Each record must be retyped in full. No character may differ.

##### DATA FOR PROCESSING

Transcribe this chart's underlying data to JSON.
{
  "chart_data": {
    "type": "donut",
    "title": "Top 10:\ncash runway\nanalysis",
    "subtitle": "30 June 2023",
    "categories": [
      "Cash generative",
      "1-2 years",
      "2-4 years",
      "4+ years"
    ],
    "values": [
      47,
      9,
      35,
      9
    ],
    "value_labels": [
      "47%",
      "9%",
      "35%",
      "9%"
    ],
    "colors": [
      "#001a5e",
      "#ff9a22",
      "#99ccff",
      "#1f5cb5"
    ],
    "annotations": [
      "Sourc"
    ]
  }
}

##########

§ ANSWER:
Transcribe this chart's underlying data to JSON.
{
  "chart_data": {
    "type": "donut",
    "title": "Top 10:\ncash runway\nanalysis",
    "subtitle": "30 June 2023",
    "categories": [
      "Cash generative",
      "1-2 years",
      "2-4 years",
      "4+ years"
    ],
    "values": [
      47,
      9,
      35,
      9
    ],
    "value_labels": [
      "47%",
      "9%",
      "35%",
      "9%"
    ],
    "colors": [
      "#001a5e",
      "#ff9a22",
      "#99ccff",
      "#1f5cb5"
    ],
    "annotations": [
      "Sourc"
    ]
  }
}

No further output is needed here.